- Prompt -
In the listing below, count the lines containing the string "text" and state only the number.

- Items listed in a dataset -

- - - - - - -

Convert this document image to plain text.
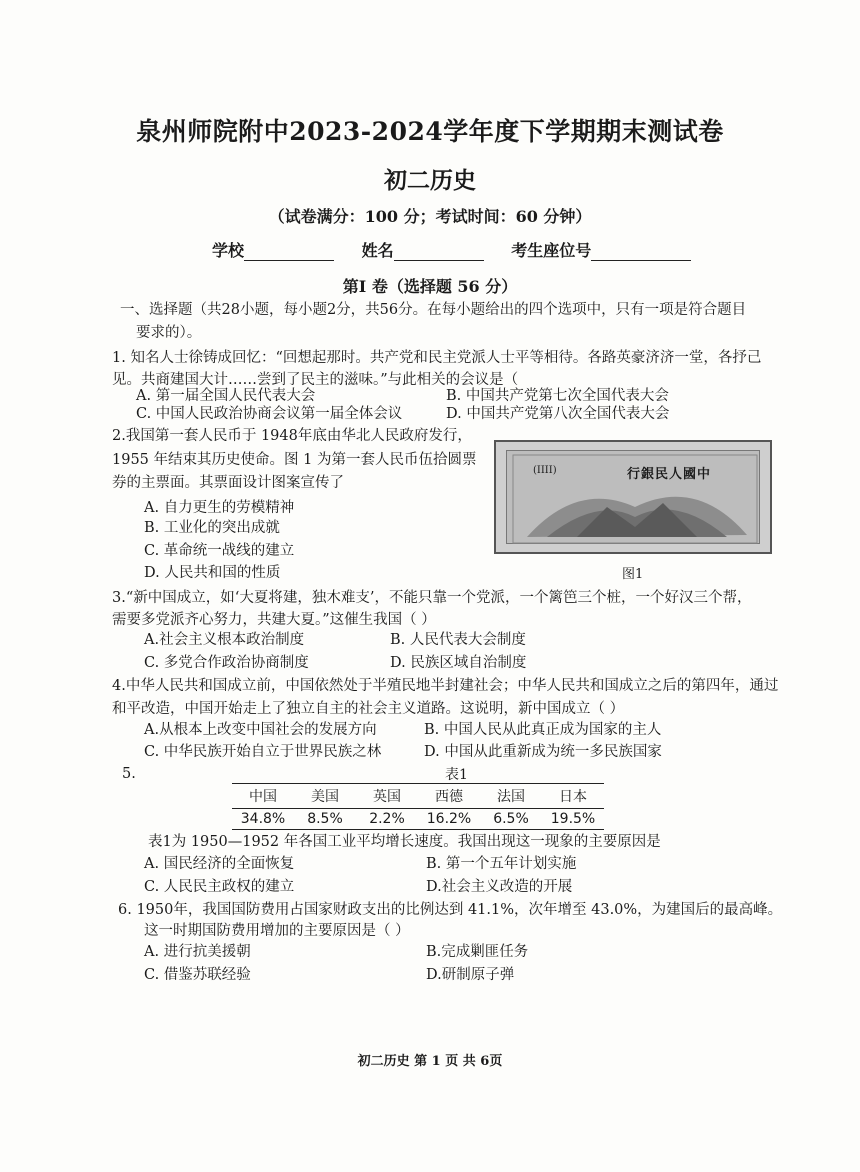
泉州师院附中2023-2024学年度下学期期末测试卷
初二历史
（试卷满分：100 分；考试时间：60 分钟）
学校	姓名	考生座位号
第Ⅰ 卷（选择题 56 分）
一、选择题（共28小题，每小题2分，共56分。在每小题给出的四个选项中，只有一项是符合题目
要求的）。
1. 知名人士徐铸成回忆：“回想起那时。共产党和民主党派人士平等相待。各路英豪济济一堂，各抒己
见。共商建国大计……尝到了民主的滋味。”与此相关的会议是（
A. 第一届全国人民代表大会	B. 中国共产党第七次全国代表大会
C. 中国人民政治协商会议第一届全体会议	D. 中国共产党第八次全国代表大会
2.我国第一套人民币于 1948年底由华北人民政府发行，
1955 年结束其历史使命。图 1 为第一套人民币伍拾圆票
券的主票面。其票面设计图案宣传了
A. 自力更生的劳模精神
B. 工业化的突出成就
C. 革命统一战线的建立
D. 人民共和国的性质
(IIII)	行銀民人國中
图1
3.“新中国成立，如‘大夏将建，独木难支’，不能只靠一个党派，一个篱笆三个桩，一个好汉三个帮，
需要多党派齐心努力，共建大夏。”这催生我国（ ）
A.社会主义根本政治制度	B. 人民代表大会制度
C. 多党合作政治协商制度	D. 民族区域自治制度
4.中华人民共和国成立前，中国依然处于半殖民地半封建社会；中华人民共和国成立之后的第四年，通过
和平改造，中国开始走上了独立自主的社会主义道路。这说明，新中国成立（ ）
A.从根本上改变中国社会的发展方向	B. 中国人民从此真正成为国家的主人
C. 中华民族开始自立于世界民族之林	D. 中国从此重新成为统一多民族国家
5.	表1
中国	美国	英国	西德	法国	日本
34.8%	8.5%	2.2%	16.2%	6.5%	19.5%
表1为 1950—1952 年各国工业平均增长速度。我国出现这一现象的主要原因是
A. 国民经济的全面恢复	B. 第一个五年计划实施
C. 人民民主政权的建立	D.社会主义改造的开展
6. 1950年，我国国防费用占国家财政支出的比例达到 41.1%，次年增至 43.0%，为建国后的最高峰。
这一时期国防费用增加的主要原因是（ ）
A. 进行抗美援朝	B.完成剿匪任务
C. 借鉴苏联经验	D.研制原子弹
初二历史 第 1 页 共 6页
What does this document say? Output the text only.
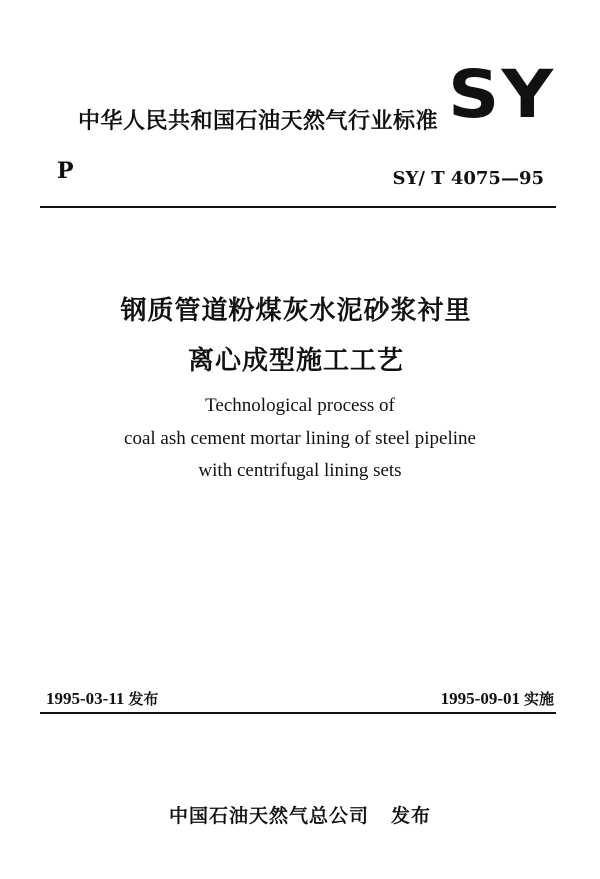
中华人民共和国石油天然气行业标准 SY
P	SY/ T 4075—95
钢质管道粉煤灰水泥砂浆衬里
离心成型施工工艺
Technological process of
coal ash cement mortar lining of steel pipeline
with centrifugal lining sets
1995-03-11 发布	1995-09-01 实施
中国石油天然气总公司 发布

- - - - - - -

- Solution -
2